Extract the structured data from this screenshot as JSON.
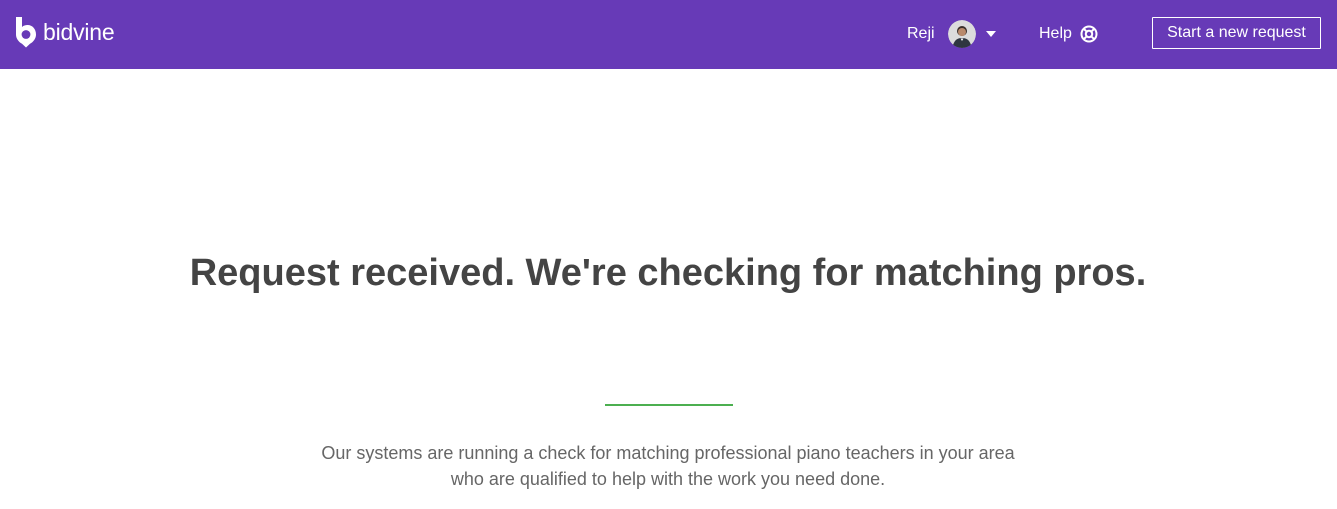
{
  "header": {
    "brand": "bidvine",
    "user_name": "Reji",
    "help_label": "Help",
    "new_request_label": "Start a new request",
    "icons": {
      "logo": "bidvine-logo-icon",
      "avatar": "user-avatar",
      "menu": "caret-down-icon",
      "help": "lifebuoy-icon"
    },
    "colors": {
      "background": "#673ab7",
      "text": "#ffffff"
    }
  },
  "main": {
    "headline": "Request received. We're checking for matching pros.",
    "description": "Our systems are running a check for matching professional piano teachers in your area who are qualified to help with the work you need done.",
    "colors": {
      "headline": "#444444",
      "description": "#666666",
      "divider": "#4caf50"
    }
  }
}
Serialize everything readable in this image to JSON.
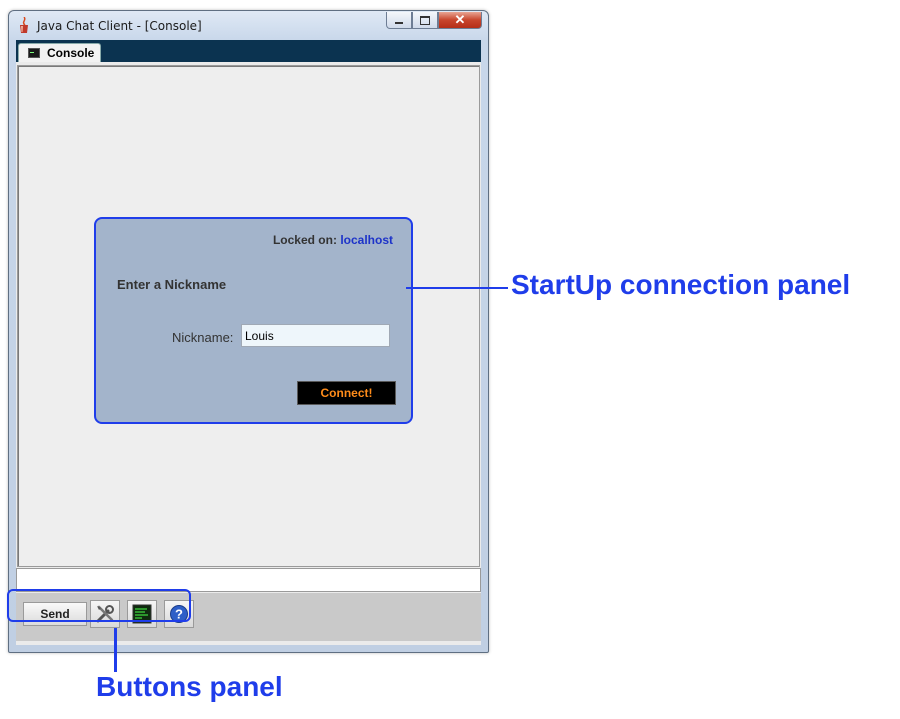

• • •

**STATED PROBLEM:**
Exact duplication of all the records is required; pictures are omitted from the copy.

**OUTPUT FOR THIS TASK:**
Extract the structured data from this screenshot as JSON.
{
  "header": {
    "brand": "bidvine",
    "user_name": "Reji",
    "help_label": "Help",
    "new_request_label": "Start a new request",
    "icons": {
      "logo": "bidvine-logo-icon",
      "avatar": "user-avatar",
      "menu": "caret-down-icon",
      "help": "lifebuoy-icon"
    },
    "colors": {
      "background": "#673ab7",
      "text": "#ffffff"
    }
  },
  "main": {
    "headline": "Request received. We're checking for matching pros.",
    "description": "Our systems are running a check for matching professional piano teachers in your area who are qualified to help with the work you need done.",
    "colors": {
      "headline": "#444444",
      "description": "#666666",
      "divider": "#4caf50"
    }
  }
}
Serialize everything readable in this image to JSON.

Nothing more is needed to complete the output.